* BRIEF: Reproduce the section of the arc chute specification starting at "The hot gases rise" and ending at "the accompanying drawings.".

═══ DOCUMENT SECTION

SPECIFICATION Arc-chutes This invention relates to arc chutes for circuit breakers. There is a well known problem inherent in circuit breakers, particularly high-current highvoltage D.C. circuit breakers, which concerns the arc which arises on opening of the breaker contacts. It is necessary to suppress this arc in as short a time as possible since the circuit is still partially closed while the arc exists. It is common practice to guide the arc between extended arcing contacts which diverge so stretching the arc. The voltage drop in the arc is thus increased and eventually the arc can no longer be sustained and dies. During the existence of the arc large volumes of very hot and partially ionised gases are produced which must be safely disposed of.It has been common practice to mount the extended arcing contacts, 'arc runners, in an insulated rectangular section box or 'chute' with the contacts at the bottom and the top open ended. The arc runners extend up the short walls of the chute, the arc extending between the arc runners along the major dimension of the chute.

The hot gases rise up the chute, which acts in the manner of a chimney, and vent to atmosphere from the open top. The long walls of the chute, parallel to the arc, must be electrically insulated and refractory, and asbestos has been commonly employed for this purpose.

A typical high power D.C. circuit breaker of the above form might have an arc chute say 12 metres long in the arc direction and approaching a metre vertically. The hot gases emerging from the top end commonly require a free space of a metre or more above the chute to avoid doing any damage and at the same time impose no back pressure on the arc. An overall enclosure for such a circuit breaker therefore requires a large amount of space.

A modified version of such a circuit breaker is shown in Figure 1 of the accompanying drawings.

The normal current-carrying contacts are often distinct from, although electrically connected to, the arcing contacts and are arranged to open before them so as to avoid being damaged. A single pair of composite contacts (1) are shown for simplicity in Figure 1. The fixed contact 3 has a current supply terminal 5 and is continuous with an arc runner 7 which extends upwards within the arc chute casing (not shown). The movable contact 9 is pivoted at a point 11 to a current supply terminal 1 3. An extension 1 5 of the contact 9, an arc horn, is arranged to lie adjacent the end of an arc runner 1 7 in the open condition, shown in broken lines, the arc runner 1 7 being electrically connected to the movable contact so that the arc may easily transfer from the arc horn 15 to the runner 17.

══════
═══ RECORDS PROVIDED

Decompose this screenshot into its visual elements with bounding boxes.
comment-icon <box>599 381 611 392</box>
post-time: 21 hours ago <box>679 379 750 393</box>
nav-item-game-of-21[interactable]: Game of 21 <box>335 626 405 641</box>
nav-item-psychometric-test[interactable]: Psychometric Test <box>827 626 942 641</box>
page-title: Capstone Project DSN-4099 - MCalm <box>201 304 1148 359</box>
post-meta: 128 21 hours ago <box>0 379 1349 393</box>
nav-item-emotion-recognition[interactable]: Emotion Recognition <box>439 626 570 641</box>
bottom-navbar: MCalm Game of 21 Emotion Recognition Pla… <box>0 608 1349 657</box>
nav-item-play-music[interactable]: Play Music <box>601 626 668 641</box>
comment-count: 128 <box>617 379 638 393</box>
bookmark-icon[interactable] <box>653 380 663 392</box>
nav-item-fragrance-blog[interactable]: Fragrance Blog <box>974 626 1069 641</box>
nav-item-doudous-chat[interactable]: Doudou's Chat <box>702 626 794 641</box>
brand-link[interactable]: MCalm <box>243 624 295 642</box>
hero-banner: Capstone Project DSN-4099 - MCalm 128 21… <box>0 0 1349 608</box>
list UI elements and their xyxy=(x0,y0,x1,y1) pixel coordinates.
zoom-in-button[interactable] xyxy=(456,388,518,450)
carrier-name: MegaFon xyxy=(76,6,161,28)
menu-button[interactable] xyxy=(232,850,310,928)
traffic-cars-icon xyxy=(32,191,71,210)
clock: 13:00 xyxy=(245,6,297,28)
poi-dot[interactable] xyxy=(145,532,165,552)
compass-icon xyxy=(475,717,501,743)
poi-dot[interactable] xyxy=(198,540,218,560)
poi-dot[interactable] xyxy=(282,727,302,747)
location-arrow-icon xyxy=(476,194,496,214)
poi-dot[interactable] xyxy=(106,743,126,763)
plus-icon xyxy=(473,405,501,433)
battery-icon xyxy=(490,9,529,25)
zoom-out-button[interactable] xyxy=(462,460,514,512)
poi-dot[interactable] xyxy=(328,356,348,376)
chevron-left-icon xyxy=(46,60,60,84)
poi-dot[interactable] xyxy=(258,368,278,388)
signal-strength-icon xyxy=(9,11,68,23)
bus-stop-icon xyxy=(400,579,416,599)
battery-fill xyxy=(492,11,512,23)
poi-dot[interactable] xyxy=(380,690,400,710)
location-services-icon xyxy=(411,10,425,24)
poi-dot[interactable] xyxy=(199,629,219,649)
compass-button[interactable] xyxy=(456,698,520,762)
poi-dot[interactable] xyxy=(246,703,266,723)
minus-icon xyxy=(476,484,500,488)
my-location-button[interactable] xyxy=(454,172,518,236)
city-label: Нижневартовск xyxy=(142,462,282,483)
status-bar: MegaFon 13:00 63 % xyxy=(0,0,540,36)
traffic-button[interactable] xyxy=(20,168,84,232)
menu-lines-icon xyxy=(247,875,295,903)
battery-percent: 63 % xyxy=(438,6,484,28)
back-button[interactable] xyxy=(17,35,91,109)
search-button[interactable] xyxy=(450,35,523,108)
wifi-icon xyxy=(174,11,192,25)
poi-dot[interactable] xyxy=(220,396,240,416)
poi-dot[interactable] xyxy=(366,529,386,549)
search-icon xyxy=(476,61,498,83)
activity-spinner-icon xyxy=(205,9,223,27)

══════

* RESULT OF THIS EXERCISE:
The hot gases rise up the chute, which acts in the manner of a chimney, and vent to atmosphere from the open top. The long walls of the chute, parallel to the arc, must be electrically insulated and refractory, and asbestos has been commonly employed for this purpose.

A typical high power D.C. circuit breaker of the above form might have an arc chute say 12 metres long in the arc direction and approaching a metre vertically. The hot gases emerging from the top end commonly require a free space of a metre or more above the chute to avoid doing any damage and at the same time impose no back pressure on the arc. An overall enclosure for such a circuit breaker therefore requires a large amount of space.

A modified version of such a circuit breaker is shown in Figure 1 of the accompanying drawings.